━━ RECORDED INFORMATION ━━
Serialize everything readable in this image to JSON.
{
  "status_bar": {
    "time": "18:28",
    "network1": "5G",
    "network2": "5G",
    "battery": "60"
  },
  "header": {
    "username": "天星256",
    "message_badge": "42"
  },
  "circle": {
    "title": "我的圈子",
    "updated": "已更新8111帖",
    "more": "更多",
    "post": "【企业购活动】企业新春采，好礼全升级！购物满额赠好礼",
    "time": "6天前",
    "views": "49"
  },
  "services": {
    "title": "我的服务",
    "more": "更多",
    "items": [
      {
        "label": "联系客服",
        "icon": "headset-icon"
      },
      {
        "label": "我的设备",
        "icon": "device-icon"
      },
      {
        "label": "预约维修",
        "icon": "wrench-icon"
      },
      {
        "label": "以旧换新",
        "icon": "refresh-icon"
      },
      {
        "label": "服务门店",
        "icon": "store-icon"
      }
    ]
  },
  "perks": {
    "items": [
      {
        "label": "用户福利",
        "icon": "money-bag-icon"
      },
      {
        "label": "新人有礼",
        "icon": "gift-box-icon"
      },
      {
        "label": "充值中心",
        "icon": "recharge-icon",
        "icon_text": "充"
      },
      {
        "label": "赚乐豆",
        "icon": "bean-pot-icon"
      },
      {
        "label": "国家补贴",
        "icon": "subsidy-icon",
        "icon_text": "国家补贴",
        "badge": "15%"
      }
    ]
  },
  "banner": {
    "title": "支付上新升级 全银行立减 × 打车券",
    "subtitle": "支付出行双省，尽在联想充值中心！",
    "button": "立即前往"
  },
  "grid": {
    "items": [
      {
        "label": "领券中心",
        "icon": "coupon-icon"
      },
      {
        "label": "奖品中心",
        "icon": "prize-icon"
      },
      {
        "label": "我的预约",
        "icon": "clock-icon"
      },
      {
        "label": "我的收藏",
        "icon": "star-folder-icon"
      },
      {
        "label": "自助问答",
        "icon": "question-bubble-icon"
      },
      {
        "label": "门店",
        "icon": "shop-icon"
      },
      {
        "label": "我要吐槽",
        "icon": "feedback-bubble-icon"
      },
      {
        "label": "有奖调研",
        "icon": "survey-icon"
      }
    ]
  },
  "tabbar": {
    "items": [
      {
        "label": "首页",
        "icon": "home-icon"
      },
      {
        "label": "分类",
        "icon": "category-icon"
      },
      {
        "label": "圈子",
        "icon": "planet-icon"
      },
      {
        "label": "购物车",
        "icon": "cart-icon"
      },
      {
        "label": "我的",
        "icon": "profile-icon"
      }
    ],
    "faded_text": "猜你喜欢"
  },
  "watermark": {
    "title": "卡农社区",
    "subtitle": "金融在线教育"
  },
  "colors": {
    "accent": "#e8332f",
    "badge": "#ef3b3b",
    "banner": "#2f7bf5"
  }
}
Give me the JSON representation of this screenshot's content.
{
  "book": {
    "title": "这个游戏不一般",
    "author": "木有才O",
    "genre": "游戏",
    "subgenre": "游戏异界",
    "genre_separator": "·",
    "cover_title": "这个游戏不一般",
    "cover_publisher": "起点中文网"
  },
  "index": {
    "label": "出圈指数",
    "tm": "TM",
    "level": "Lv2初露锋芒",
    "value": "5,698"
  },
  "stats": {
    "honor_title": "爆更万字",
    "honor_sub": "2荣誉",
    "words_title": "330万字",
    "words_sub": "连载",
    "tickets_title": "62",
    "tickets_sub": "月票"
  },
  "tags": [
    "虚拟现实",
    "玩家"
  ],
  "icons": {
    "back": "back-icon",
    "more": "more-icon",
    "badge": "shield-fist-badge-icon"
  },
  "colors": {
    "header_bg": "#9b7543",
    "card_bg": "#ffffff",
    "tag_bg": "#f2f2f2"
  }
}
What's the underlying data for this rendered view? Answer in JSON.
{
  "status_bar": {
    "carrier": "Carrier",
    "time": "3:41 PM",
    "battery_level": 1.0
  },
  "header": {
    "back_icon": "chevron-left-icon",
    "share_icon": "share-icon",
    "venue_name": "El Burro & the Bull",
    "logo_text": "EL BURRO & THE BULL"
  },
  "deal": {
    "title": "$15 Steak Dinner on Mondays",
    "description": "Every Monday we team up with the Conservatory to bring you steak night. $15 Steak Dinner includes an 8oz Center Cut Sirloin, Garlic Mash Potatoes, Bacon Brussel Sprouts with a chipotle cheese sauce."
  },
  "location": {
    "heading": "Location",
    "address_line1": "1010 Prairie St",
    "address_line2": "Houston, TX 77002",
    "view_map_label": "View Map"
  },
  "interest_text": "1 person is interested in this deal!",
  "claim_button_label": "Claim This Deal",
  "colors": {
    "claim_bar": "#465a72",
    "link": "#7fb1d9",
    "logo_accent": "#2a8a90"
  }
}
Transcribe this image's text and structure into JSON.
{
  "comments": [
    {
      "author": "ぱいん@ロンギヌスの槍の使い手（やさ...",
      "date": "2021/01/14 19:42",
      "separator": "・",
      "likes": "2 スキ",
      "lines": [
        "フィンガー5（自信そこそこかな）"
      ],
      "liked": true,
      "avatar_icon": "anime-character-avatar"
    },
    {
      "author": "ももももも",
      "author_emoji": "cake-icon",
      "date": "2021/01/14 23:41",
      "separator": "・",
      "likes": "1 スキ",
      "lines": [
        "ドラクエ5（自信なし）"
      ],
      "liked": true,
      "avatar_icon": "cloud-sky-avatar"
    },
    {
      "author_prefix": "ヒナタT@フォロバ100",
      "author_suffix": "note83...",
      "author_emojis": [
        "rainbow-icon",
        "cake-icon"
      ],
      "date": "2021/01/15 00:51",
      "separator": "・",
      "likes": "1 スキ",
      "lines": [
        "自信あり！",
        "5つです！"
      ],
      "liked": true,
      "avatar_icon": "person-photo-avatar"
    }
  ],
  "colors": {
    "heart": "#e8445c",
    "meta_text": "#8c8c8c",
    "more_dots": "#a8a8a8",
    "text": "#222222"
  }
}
━━━
→ BRIEF
Return the whole listing exactly, with every line included.

→ OUTPUT FOR THIS TASK
Serialize everything readable in this image to JSON.
{
  "status_bar": {
    "time": "18:28",
    "network1": "5G",
    "network2": "5G",
    "battery": "60"
  },
  "header": {
    "username": "天星256",
    "message_badge": "42"
  },
  "circle": {
    "title": "我的圈子",
    "updated": "已更新8111帖",
    "more": "更多",
    "post": "【企业购活动】企业新春采，好礼全升级！购物满额赠好礼",
    "time": "6天前",
    "views": "49"
  },
  "services": {
    "title": "我的服务",
    "more": "更多",
    "items": [
      {
        "label": "联系客服",
        "icon": "headset-icon"
      },
      {
        "label": "我的设备",
        "icon": "device-icon"
      },
      {
        "label": "预约维修",
        "icon": "wrench-icon"
      },
      {
        "label": "以旧换新",
        "icon": "refresh-icon"
      },
      {
        "label": "服务门店",
        "icon": "store-icon"
      }
    ]
  },
  "perks": {
    "items": [
      {
        "label": "用户福利",
        "icon": "money-bag-icon"
      },
      {
        "label": "新人有礼",
        "icon": "gift-box-icon"
      },
      {
        "label": "充值中心",
        "icon": "recharge-icon",
        "icon_text": "充"
      },
      {
        "label": "赚乐豆",
        "icon": "bean-pot-icon"
      },
      {
        "label": "国家补贴",
        "icon": "subsidy-icon",
        "icon_text": "国家补贴",
        "badge": "15%"
      }
    ]
  },
  "banner": {
    "title": "支付上新升级 全银行立减 × 打车券",
    "subtitle": "支付出行双省，尽在联想充值中心！",
    "button": "立即前往"
  },
  "grid": {
    "items": [
      {
        "label": "领券中心",
        "icon": "coupon-icon"
      },
      {
        "label": "奖品中心",
        "icon": "prize-icon"
      },
      {
        "label": "我的预约",
        "icon": "clock-icon"
      },
      {
        "label": "我的收藏",
        "icon": "star-folder-icon"
      },
      {
        "label": "自助问答",
        "icon": "question-bubble-icon"
      },
      {
        "label": "门店",
        "icon": "shop-icon"
      },
      {
        "label": "我要吐槽",
        "icon": "feedback-bubble-icon"
      },
      {
        "label": "有奖调研",
        "icon": "survey-icon"
      }
    ]
  },
  "tabbar": {
    "items": [
      {
        "label": "首页",
        "icon": "home-icon"
      },
      {
        "label": "分类",
        "icon": "category-icon"
      },
      {
        "label": "圈子",
        "icon": "planet-icon"
      },
      {
        "label": "购物车",
        "icon": "cart-icon"
      },
      {
        "label": "我的",
        "icon": "profile-icon"
      }
    ],
    "faded_text": "猜你喜欢"
  },
  "watermark": {
    "title": "卡农社区",
    "subtitle": "金融在线教育"
  },
  "colors": {
    "accent": "#e8332f",
    "badge": "#ef3b3b",
    "banner": "#2f7bf5"
  }
}
Give me the JSON representation of this screenshot's content.
{
  "book": {
    "title": "这个游戏不一般",
    "author": "木有才O",
    "genre": "游戏",
    "subgenre": "游戏异界",
    "genre_separator": "·",
    "cover_title": "这个游戏不一般",
    "cover_publisher": "起点中文网"
  },
  "index": {
    "label": "出圈指数",
    "tm": "TM",
    "level": "Lv2初露锋芒",
    "value": "5,698"
  },
  "stats": {
    "honor_title": "爆更万字",
    "honor_sub": "2荣誉",
    "words_title": "330万字",
    "words_sub": "连载",
    "tickets_title": "62",
    "tickets_sub": "月票"
  },
  "tags": [
    "虚拟现实",
    "玩家"
  ],
  "icons": {
    "back": "back-icon",
    "more": "more-icon",
    "badge": "shield-fist-badge-icon"
  },
  "colors": {
    "header_bg": "#9b7543",
    "card_bg": "#ffffff",
    "tag_bg": "#f2f2f2"
  }
}
What's the underlying data for this rendered view? Answer in JSON.
{
  "status_bar": {
    "carrier": "Carrier",
    "time": "3:41 PM",
    "battery_level": 1.0
  },
  "header": {
    "back_icon": "chevron-left-icon",
    "share_icon": "share-icon",
    "venue_name": "El Burro & the Bull",
    "logo_text": "EL BURRO & THE BULL"
  },
  "deal": {
    "title": "$15 Steak Dinner on Mondays",
    "description": "Every Monday we team up with the Conservatory to bring you steak night. $15 Steak Dinner includes an 8oz Center Cut Sirloin, Garlic Mash Potatoes, Bacon Brussel Sprouts with a chipotle cheese sauce."
  },
  "location": {
    "heading": "Location",
    "address_line1": "1010 Prairie St",
    "address_line2": "Houston, TX 77002",
    "view_map_label": "View Map"
  },
  "interest_text": "1 person is interested in this deal!",
  "claim_button_label": "Claim This Deal",
  "colors": {
    "claim_bar": "#465a72",
    "link": "#7fb1d9",
    "logo_accent": "#2a8a90"
  }
}
Transcribe this image's text and structure into JSON.
{
  "comments": [
    {
      "author": "ぱいん@ロンギヌスの槍の使い手（やさ...",
      "date": "2021/01/14 19:42",
      "separator": "・",
      "likes": "2 スキ",
      "lines": [
        "フィンガー5（自信そこそこかな）"
      ],
      "liked": true,
      "avatar_icon": "anime-character-avatar"
    },
    {
      "author": "ももももも",
      "author_emoji": "cake-icon",
      "date": "2021/01/14 23:41",
      "separator": "・",
      "likes": "1 スキ",
      "lines": [
        "ドラクエ5（自信なし）"
      ],
      "liked": true,
      "avatar_icon": "cloud-sky-avatar"
    },
    {
      "author_prefix": "ヒナタT@フォロバ100",
      "author_suffix": "note83...",
      "author_emojis": [
        "rainbow-icon",
        "cake-icon"
      ],
      "date": "2021/01/15 00:51",
      "separator": "・",
      "likes": "1 スキ",
      "lines": [
        "自信あり！",
        "5つです！"
      ],
      "liked": true,
      "avatar_icon": "person-photo-avatar"
    }
  ],
  "colors": {
    "heart": "#e8445c",
    "meta_text": "#8c8c8c",
    "more_dots": "#a8a8a8",
    "text": "#222222"
  }
}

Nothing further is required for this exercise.